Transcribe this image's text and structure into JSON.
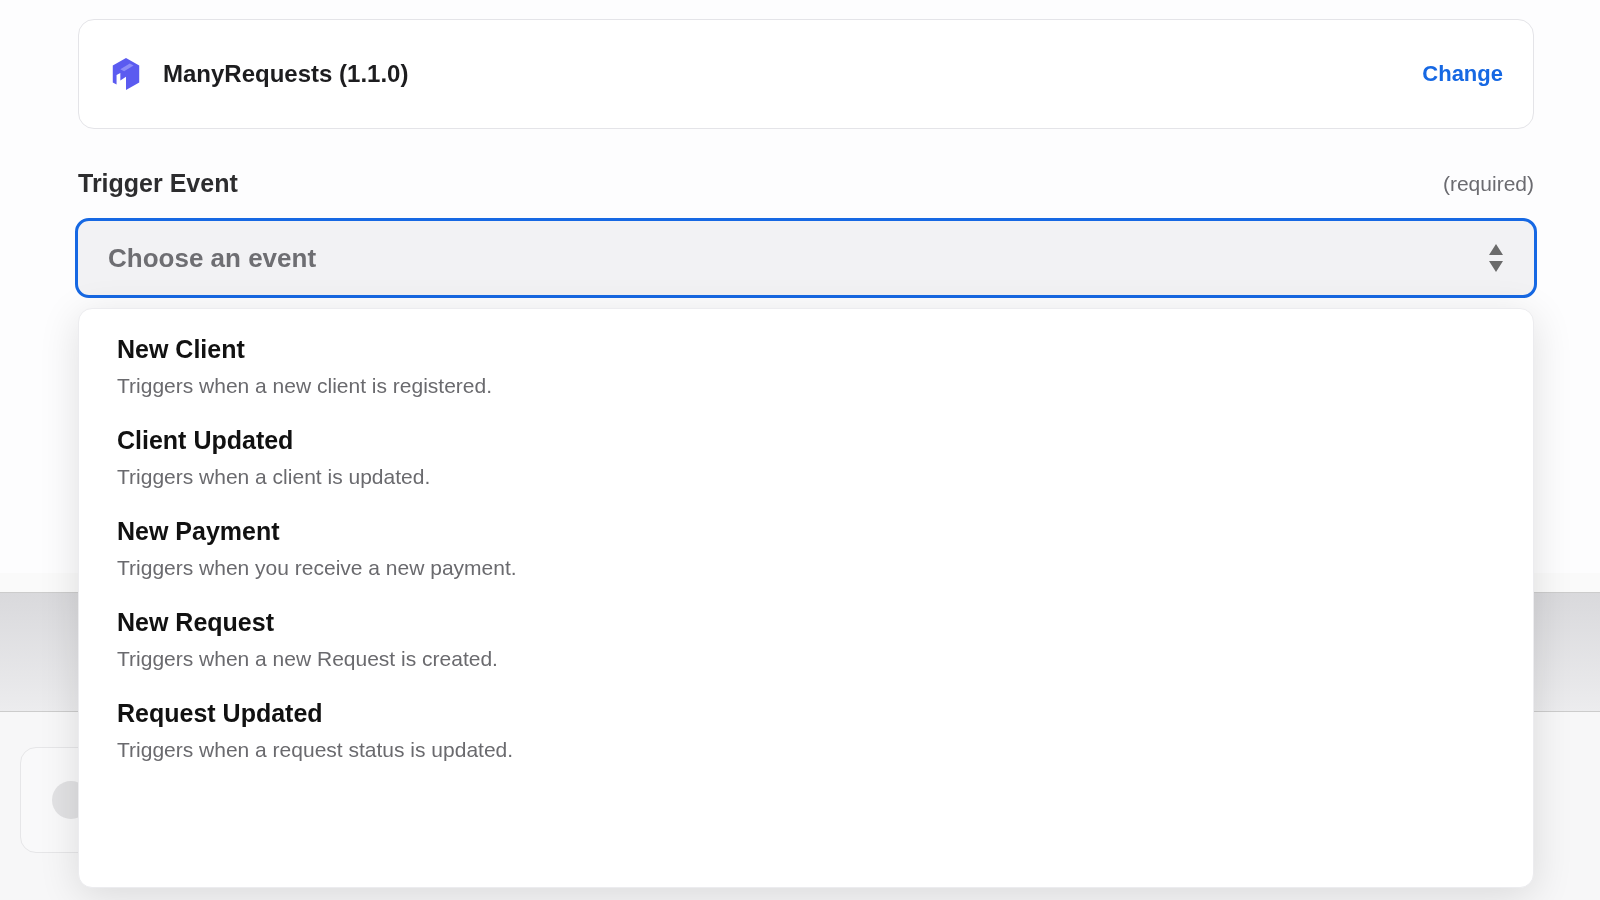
{
  "app_card": {
    "name": "ManyRequests (1.1.0)",
    "change_link": "Change"
  },
  "trigger_event": {
    "label": "Trigger Event",
    "required_note": "(required)",
    "placeholder": "Choose an event",
    "expanded": true,
    "options": [
      {
        "title": "New Client",
        "description": "Triggers when a new client is registered."
      },
      {
        "title": "Client Updated",
        "description": "Triggers when a client is updated."
      },
      {
        "title": "New Payment",
        "description": "Triggers when you receive a new payment."
      },
      {
        "title": "New Request",
        "description": "Triggers when a new Request is created."
      },
      {
        "title": "Request Updated",
        "description": "Triggers when a request status is updated."
      }
    ]
  }
}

==================================================

**SHORT EXERCISE**: All of the data above should be quoted exactly, except for the pictures.

**RESULT FOR THIS EXERCISE**:
Transcribe this image's text and structure into JSON.
{
  "app_card": {
    "name": "ManyRequests (1.1.0)",
    "change_link": "Change"
  },
  "trigger_event": {
    "label": "Trigger Event",
    "required_note": "(required)",
    "placeholder": "Choose an event",
    "expanded": true,
    "options": [
      {
        "title": "New Client",
        "description": "Triggers when a new client is registered."
      },
      {
        "title": "Client Updated",
        "description": "Triggers when a client is updated."
      },
      {
        "title": "New Payment",
        "description": "Triggers when you receive a new payment."
      },
      {
        "title": "New Request",
        "description": "Triggers when a new Request is created."
      },
      {
        "title": "Request Updated",
        "description": "Triggers when a request status is updated."
      }
    ]
  }
}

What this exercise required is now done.